◆ Problem requirements ◆
Your task is to output the listing word for word, with pictures excluded.

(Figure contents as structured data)
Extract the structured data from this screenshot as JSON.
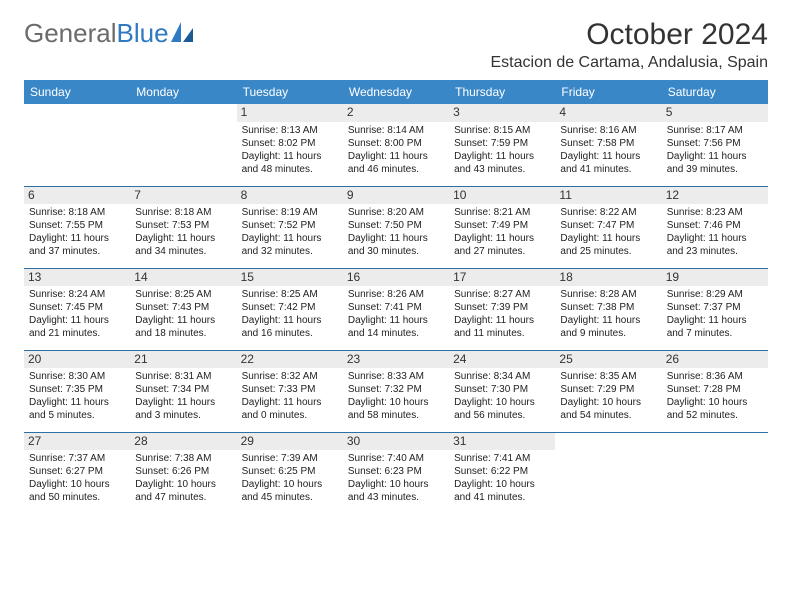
{
  "logo": {
    "textGray": "General",
    "textBlue": "Blue"
  },
  "header": {
    "title": "October 2024",
    "location": "Estacion de Cartama, Andalusia, Spain"
  },
  "colors": {
    "headerBlue": "#3a87c7",
    "rowDivider": "#2f6fa5",
    "dayNumBg": "#ececec",
    "logoGray": "#6b6b6b",
    "logoBlue": "#2f7ac0"
  },
  "dayHeaders": [
    "Sunday",
    "Monday",
    "Tuesday",
    "Wednesday",
    "Thursday",
    "Friday",
    "Saturday"
  ],
  "weeks": [
    [
      null,
      null,
      {
        "num": "1",
        "sunrise": "Sunrise: 8:13 AM",
        "sunset": "Sunset: 8:02 PM",
        "daylight": "Daylight: 11 hours and 48 minutes."
      },
      {
        "num": "2",
        "sunrise": "Sunrise: 8:14 AM",
        "sunset": "Sunset: 8:00 PM",
        "daylight": "Daylight: 11 hours and 46 minutes."
      },
      {
        "num": "3",
        "sunrise": "Sunrise: 8:15 AM",
        "sunset": "Sunset: 7:59 PM",
        "daylight": "Daylight: 11 hours and 43 minutes."
      },
      {
        "num": "4",
        "sunrise": "Sunrise: 8:16 AM",
        "sunset": "Sunset: 7:58 PM",
        "daylight": "Daylight: 11 hours and 41 minutes."
      },
      {
        "num": "5",
        "sunrise": "Sunrise: 8:17 AM",
        "sunset": "Sunset: 7:56 PM",
        "daylight": "Daylight: 11 hours and 39 minutes."
      }
    ],
    [
      {
        "num": "6",
        "sunrise": "Sunrise: 8:18 AM",
        "sunset": "Sunset: 7:55 PM",
        "daylight": "Daylight: 11 hours and 37 minutes."
      },
      {
        "num": "7",
        "sunrise": "Sunrise: 8:18 AM",
        "sunset": "Sunset: 7:53 PM",
        "daylight": "Daylight: 11 hours and 34 minutes."
      },
      {
        "num": "8",
        "sunrise": "Sunrise: 8:19 AM",
        "sunset": "Sunset: 7:52 PM",
        "daylight": "Daylight: 11 hours and 32 minutes."
      },
      {
        "num": "9",
        "sunrise": "Sunrise: 8:20 AM",
        "sunset": "Sunset: 7:50 PM",
        "daylight": "Daylight: 11 hours and 30 minutes."
      },
      {
        "num": "10",
        "sunrise": "Sunrise: 8:21 AM",
        "sunset": "Sunset: 7:49 PM",
        "daylight": "Daylight: 11 hours and 27 minutes."
      },
      {
        "num": "11",
        "sunrise": "Sunrise: 8:22 AM",
        "sunset": "Sunset: 7:47 PM",
        "daylight": "Daylight: 11 hours and 25 minutes."
      },
      {
        "num": "12",
        "sunrise": "Sunrise: 8:23 AM",
        "sunset": "Sunset: 7:46 PM",
        "daylight": "Daylight: 11 hours and 23 minutes."
      }
    ],
    [
      {
        "num": "13",
        "sunrise": "Sunrise: 8:24 AM",
        "sunset": "Sunset: 7:45 PM",
        "daylight": "Daylight: 11 hours and 21 minutes."
      },
      {
        "num": "14",
        "sunrise": "Sunrise: 8:25 AM",
        "sunset": "Sunset: 7:43 PM",
        "daylight": "Daylight: 11 hours and 18 minutes."
      },
      {
        "num": "15",
        "sunrise": "Sunrise: 8:25 AM",
        "sunset": "Sunset: 7:42 PM",
        "daylight": "Daylight: 11 hours and 16 minutes."
      },
      {
        "num": "16",
        "sunrise": "Sunrise: 8:26 AM",
        "sunset": "Sunset: 7:41 PM",
        "daylight": "Daylight: 11 hours and 14 minutes."
      },
      {
        "num": "17",
        "sunrise": "Sunrise: 8:27 AM",
        "sunset": "Sunset: 7:39 PM",
        "daylight": "Daylight: 11 hours and 11 minutes."
      },
      {
        "num": "18",
        "sunrise": "Sunrise: 8:28 AM",
        "sunset": "Sunset: 7:38 PM",
        "daylight": "Daylight: 11 hours and 9 minutes."
      },
      {
        "num": "19",
        "sunrise": "Sunrise: 8:29 AM",
        "sunset": "Sunset: 7:37 PM",
        "daylight": "Daylight: 11 hours and 7 minutes."
      }
    ],
    [
      {
        "num": "20",
        "sunrise": "Sunrise: 8:30 AM",
        "sunset": "Sunset: 7:35 PM",
        "daylight": "Daylight: 11 hours and 5 minutes."
      },
      {
        "num": "21",
        "sunrise": "Sunrise: 8:31 AM",
        "sunset": "Sunset: 7:34 PM",
        "daylight": "Daylight: 11 hours and 3 minutes."
      },
      {
        "num": "22",
        "sunrise": "Sunrise: 8:32 AM",
        "sunset": "Sunset: 7:33 PM",
        "daylight": "Daylight: 11 hours and 0 minutes."
      },
      {
        "num": "23",
        "sunrise": "Sunrise: 8:33 AM",
        "sunset": "Sunset: 7:32 PM",
        "daylight": "Daylight: 10 hours and 58 minutes."
      },
      {
        "num": "24",
        "sunrise": "Sunrise: 8:34 AM",
        "sunset": "Sunset: 7:30 PM",
        "daylight": "Daylight: 10 hours and 56 minutes."
      },
      {
        "num": "25",
        "sunrise": "Sunrise: 8:35 AM",
        "sunset": "Sunset: 7:29 PM",
        "daylight": "Daylight: 10 hours and 54 minutes."
      },
      {
        "num": "26",
        "sunrise": "Sunrise: 8:36 AM",
        "sunset": "Sunset: 7:28 PM",
        "daylight": "Daylight: 10 hours and 52 minutes."
      }
    ],
    [
      {
        "num": "27",
        "sunrise": "Sunrise: 7:37 AM",
        "sunset": "Sunset: 6:27 PM",
        "daylight": "Daylight: 10 hours and 50 minutes."
      },
      {
        "num": "28",
        "sunrise": "Sunrise: 7:38 AM",
        "sunset": "Sunset: 6:26 PM",
        "daylight": "Daylight: 10 hours and 47 minutes."
      },
      {
        "num": "29",
        "sunrise": "Sunrise: 7:39 AM",
        "sunset": "Sunset: 6:25 PM",
        "daylight": "Daylight: 10 hours and 45 minutes."
      },
      {
        "num": "30",
        "sunrise": "Sunrise: 7:40 AM",
        "sunset": "Sunset: 6:23 PM",
        "daylight": "Daylight: 10 hours and 43 minutes."
      },
      {
        "num": "31",
        "sunrise": "Sunrise: 7:41 AM",
        "sunset": "Sunset: 6:22 PM",
        "daylight": "Daylight: 10 hours and 41 minutes."
      },
      null,
      null
    ]
  ]
}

◆ Result ◆
Extract the structured data from this screenshot as JSON.
{
  "logo": {
    "textGray": "General",
    "textBlue": "Blue"
  },
  "header": {
    "title": "October 2024",
    "location": "Estacion de Cartama, Andalusia, Spain"
  },
  "colors": {
    "headerBlue": "#3a87c7",
    "rowDivider": "#2f6fa5",
    "dayNumBg": "#ececec",
    "logoGray": "#6b6b6b",
    "logoBlue": "#2f7ac0"
  },
  "dayHeaders": [
    "Sunday",
    "Monday",
    "Tuesday",
    "Wednesday",
    "Thursday",
    "Friday",
    "Saturday"
  ],
  "weeks": [
    [
      null,
      null,
      {
        "num": "1",
        "sunrise": "Sunrise: 8:13 AM",
        "sunset": "Sunset: 8:02 PM",
        "daylight": "Daylight: 11 hours and 48 minutes."
      },
      {
        "num": "2",
        "sunrise": "Sunrise: 8:14 AM",
        "sunset": "Sunset: 8:00 PM",
        "daylight": "Daylight: 11 hours and 46 minutes."
      },
      {
        "num": "3",
        "sunrise": "Sunrise: 8:15 AM",
        "sunset": "Sunset: 7:59 PM",
        "daylight": "Daylight: 11 hours and 43 minutes."
      },
      {
        "num": "4",
        "sunrise": "Sunrise: 8:16 AM",
        "sunset": "Sunset: 7:58 PM",
        "daylight": "Daylight: 11 hours and 41 minutes."
      },
      {
        "num": "5",
        "sunrise": "Sunrise: 8:17 AM",
        "sunset": "Sunset: 7:56 PM",
        "daylight": "Daylight: 11 hours and 39 minutes."
      }
    ],
    [
      {
        "num": "6",
        "sunrise": "Sunrise: 8:18 AM",
        "sunset": "Sunset: 7:55 PM",
        "daylight": "Daylight: 11 hours and 37 minutes."
      },
      {
        "num": "7",
        "sunrise": "Sunrise: 8:18 AM",
        "sunset": "Sunset: 7:53 PM",
        "daylight": "Daylight: 11 hours and 34 minutes."
      },
      {
        "num": "8",
        "sunrise": "Sunrise: 8:19 AM",
        "sunset": "Sunset: 7:52 PM",
        "daylight": "Daylight: 11 hours and 32 minutes."
      },
      {
        "num": "9",
        "sunrise": "Sunrise: 8:20 AM",
        "sunset": "Sunset: 7:50 PM",
        "daylight": "Daylight: 11 hours and 30 minutes."
      },
      {
        "num": "10",
        "sunrise": "Sunrise: 8:21 AM",
        "sunset": "Sunset: 7:49 PM",
        "daylight": "Daylight: 11 hours and 27 minutes."
      },
      {
        "num": "11",
        "sunrise": "Sunrise: 8:22 AM",
        "sunset": "Sunset: 7:47 PM",
        "daylight": "Daylight: 11 hours and 25 minutes."
      },
      {
        "num": "12",
        "sunrise": "Sunrise: 8:23 AM",
        "sunset": "Sunset: 7:46 PM",
        "daylight": "Daylight: 11 hours and 23 minutes."
      }
    ],
    [
      {
        "num": "13",
        "sunrise": "Sunrise: 8:24 AM",
        "sunset": "Sunset: 7:45 PM",
        "daylight": "Daylight: 11 hours and 21 minutes."
      },
      {
        "num": "14",
        "sunrise": "Sunrise: 8:25 AM",
        "sunset": "Sunset: 7:43 PM",
        "daylight": "Daylight: 11 hours and 18 minutes."
      },
      {
        "num": "15",
        "sunrise": "Sunrise: 8:25 AM",
        "sunset": "Sunset: 7:42 PM",
        "daylight": "Daylight: 11 hours and 16 minutes."
      },
      {
        "num": "16",
        "sunrise": "Sunrise: 8:26 AM",
        "sunset": "Sunset: 7:41 PM",
        "daylight": "Daylight: 11 hours and 14 minutes."
      },
      {
        "num": "17",
        "sunrise": "Sunrise: 8:27 AM",
        "sunset": "Sunset: 7:39 PM",
        "daylight": "Daylight: 11 hours and 11 minutes."
      },
      {
        "num": "18",
        "sunrise": "Sunrise: 8:28 AM",
        "sunset": "Sunset: 7:38 PM",
        "daylight": "Daylight: 11 hours and 9 minutes."
      },
      {
        "num": "19",
        "sunrise": "Sunrise: 8:29 AM",
        "sunset": "Sunset: 7:37 PM",
        "daylight": "Daylight: 11 hours and 7 minutes."
      }
    ],
    [
      {
        "num": "20",
        "sunrise": "Sunrise: 8:30 AM",
        "sunset": "Sunset: 7:35 PM",
        "daylight": "Daylight: 11 hours and 5 minutes."
      },
      {
        "num": "21",
        "sunrise": "Sunrise: 8:31 AM",
        "sunset": "Sunset: 7:34 PM",
        "daylight": "Daylight: 11 hours and 3 minutes."
      },
      {
        "num": "22",
        "sunrise": "Sunrise: 8:32 AM",
        "sunset": "Sunset: 7:33 PM",
        "daylight": "Daylight: 11 hours and 0 minutes."
      },
      {
        "num": "23",
        "sunrise": "Sunrise: 8:33 AM",
        "sunset": "Sunset: 7:32 PM",
        "daylight": "Daylight: 10 hours and 58 minutes."
      },
      {
        "num": "24",
        "sunrise": "Sunrise: 8:34 AM",
        "sunset": "Sunset: 7:30 PM",
        "daylight": "Daylight: 10 hours and 56 minutes."
      },
      {
        "num": "25",
        "sunrise": "Sunrise: 8:35 AM",
        "sunset": "Sunset: 7:29 PM",
        "daylight": "Daylight: 10 hours and 54 minutes."
      },
      {
        "num": "26",
        "sunrise": "Sunrise: 8:36 AM",
        "sunset": "Sunset: 7:28 PM",
        "daylight": "Daylight: 10 hours and 52 minutes."
      }
    ],
    [
      {
        "num": "27",
        "sunrise": "Sunrise: 7:37 AM",
        "sunset": "Sunset: 6:27 PM",
        "daylight": "Daylight: 10 hours and 50 minutes."
      },
      {
        "num": "28",
        "sunrise": "Sunrise: 7:38 AM",
        "sunset": "Sunset: 6:26 PM",
        "daylight": "Daylight: 10 hours and 47 minutes."
      },
      {
        "num": "29",
        "sunrise": "Sunrise: 7:39 AM",
        "sunset": "Sunset: 6:25 PM",
        "daylight": "Daylight: 10 hours and 45 minutes."
      },
      {
        "num": "30",
        "sunrise": "Sunrise: 7:40 AM",
        "sunset": "Sunset: 6:23 PM",
        "daylight": "Daylight: 10 hours and 43 minutes."
      },
      {
        "num": "31",
        "sunrise": "Sunrise: 7:41 AM",
        "sunset": "Sunset: 6:22 PM",
        "daylight": "Daylight: 10 hours and 41 minutes."
      },
      null,
      null
    ]
  ]
}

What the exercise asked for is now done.